Print every line of the records below verbatim, leaving the pictures out of the output.
BEGIN Supplied material
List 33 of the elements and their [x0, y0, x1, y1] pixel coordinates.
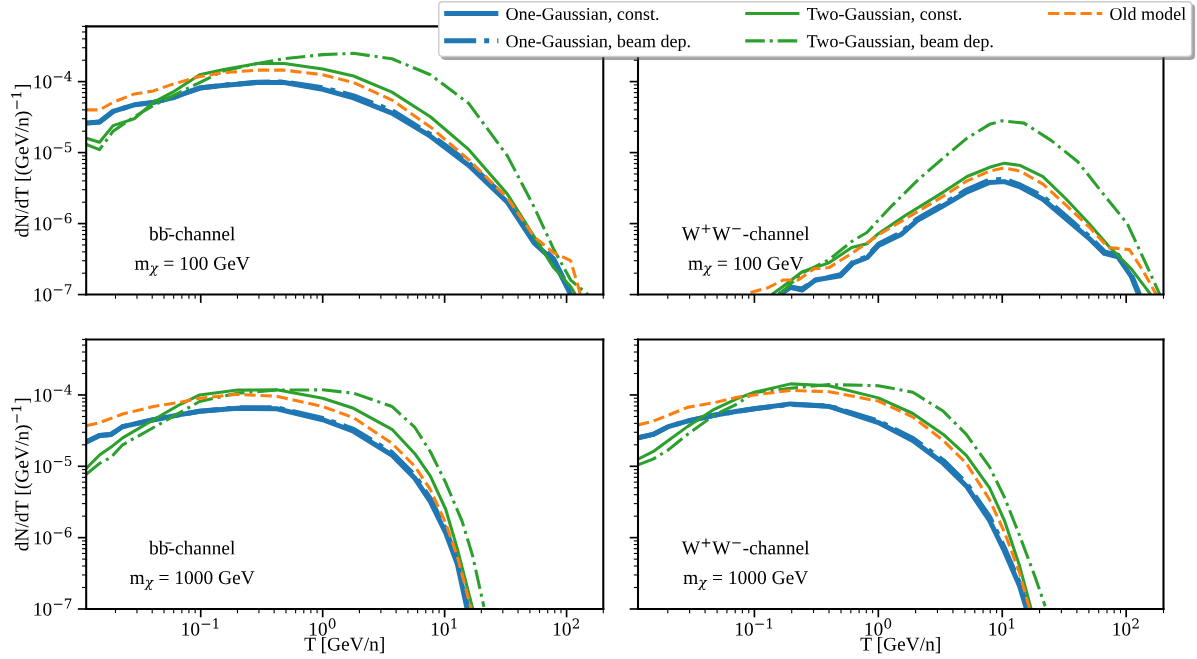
annotation: W$^{+}$W$^{−}$-channel [681, 538, 810, 555]
y-tick-label: 10$^{−6}$ [34, 527, 72, 545]
annotation: bb̄-channel [149, 540, 235, 555]
y-tick-label: 10$^{−4}$ [34, 384, 72, 402]
legend-label: Two-Gaussian, beam dep. [806, 34, 993, 52]
x-axis-title: T [GeV/n] [860, 637, 940, 654]
y-tick-label: 10$^{−5}$ [34, 455, 72, 474]
legend-label: One-Gaussian, const. [506, 7, 659, 23]
x-tick-label: 10$^{−1}$ [735, 618, 773, 636]
x-tick-label: 10$^{2}$ [1113, 618, 1139, 636]
x-tick-label: 10$^{0}$ [309, 618, 336, 636]
annotation: m$_{χ}$ = 100 GeV [134, 256, 250, 276]
annotation: m$_{χ}$ = 1000 GeV [683, 571, 809, 591]
x-axis-title: T [GeV/n] [304, 637, 384, 654]
legend-label: One-Gaussian, beam dep. [506, 34, 690, 52]
y-tick-label: 10$^{−5}$ [34, 142, 72, 160]
legend-label: Two-Gaussian, const. [806, 7, 962, 23]
x-tick-label: 10$^{1}$ [431, 618, 457, 636]
y-tick-label: 10$^{−7}$ [34, 284, 72, 302]
legend-label: Old model [1110, 7, 1186, 21]
annotation: m$_{χ}$ = 1000 GeV [129, 571, 255, 591]
annotation: bb̄-channel [149, 226, 235, 241]
annotation: W$^{+}$W$^{−}$-channel [681, 224, 810, 241]
y-axis-title: dN/dT [(GeV/n)$^{−1}$] [11, 84, 33, 237]
x-tick-label: 10$^{1}$ [989, 618, 1015, 636]
y-axis-title: dN/dT [(GeV/n)$^{−1}$] [11, 398, 33, 551]
y-tick-label: 10$^{−4}$ [34, 71, 72, 89]
y-tick-label: 10$^{−6}$ [34, 213, 72, 231]
x-tick-label: 10$^{−1}$ [182, 618, 219, 636]
x-tick-label: 10$^{2}$ [553, 618, 580, 636]
x-tick-label: 10$^{0}$ [865, 618, 892, 636]
annotation: m$_{χ}$ = 100 GeV [688, 256, 804, 276]
y-tick-label: 10$^{−7}$ [34, 598, 72, 616]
END Supplied material
Right answer.
List 33 of the elements and their [x0, y0, x1, y1] pixel coordinates.
annotation: W$^{+}$W$^{−}$-channel [681, 538, 810, 555]
y-tick-label: 10$^{−6}$ [34, 527, 72, 545]
annotation: bb̄-channel [149, 540, 235, 555]
y-tick-label: 10$^{−4}$ [34, 384, 72, 402]
legend-label: Two-Gaussian, beam dep. [806, 34, 993, 52]
x-axis-title: T [GeV/n] [860, 637, 940, 654]
y-tick-label: 10$^{−5}$ [34, 455, 72, 474]
legend-label: One-Gaussian, const. [506, 7, 659, 23]
x-tick-label: 10$^{−1}$ [735, 618, 773, 636]
x-tick-label: 10$^{2}$ [1113, 618, 1139, 636]
x-tick-label: 10$^{0}$ [309, 618, 336, 636]
annotation: m$_{χ}$ = 100 GeV [134, 256, 250, 276]
annotation: m$_{χ}$ = 1000 GeV [683, 571, 809, 591]
x-axis-title: T [GeV/n] [304, 637, 384, 654]
legend-label: One-Gaussian, beam dep. [506, 34, 690, 52]
y-tick-label: 10$^{−5}$ [34, 142, 72, 160]
legend-label: Two-Gaussian, const. [806, 7, 962, 23]
x-tick-label: 10$^{1}$ [431, 618, 457, 636]
y-tick-label: 10$^{−7}$ [34, 284, 72, 302]
legend-label: Old model [1110, 7, 1186, 21]
annotation: m$_{χ}$ = 1000 GeV [129, 571, 255, 591]
annotation: bb̄-channel [149, 226, 235, 241]
annotation: W$^{+}$W$^{−}$-channel [681, 224, 810, 241]
y-axis-title: dN/dT [(GeV/n)$^{−1}$] [11, 84, 33, 237]
x-tick-label: 10$^{1}$ [989, 618, 1015, 636]
y-axis-title: dN/dT [(GeV/n)$^{−1}$] [11, 398, 33, 551]
y-tick-label: 10$^{−4}$ [34, 71, 72, 89]
y-tick-label: 10$^{−6}$ [34, 213, 72, 231]
x-tick-label: 10$^{−1}$ [182, 618, 219, 636]
x-tick-label: 10$^{2}$ [553, 618, 580, 636]
x-tick-label: 10$^{0}$ [865, 618, 892, 636]
annotation: m$_{χ}$ = 100 GeV [688, 256, 804, 276]
y-tick-label: 10$^{−7}$ [34, 598, 72, 616]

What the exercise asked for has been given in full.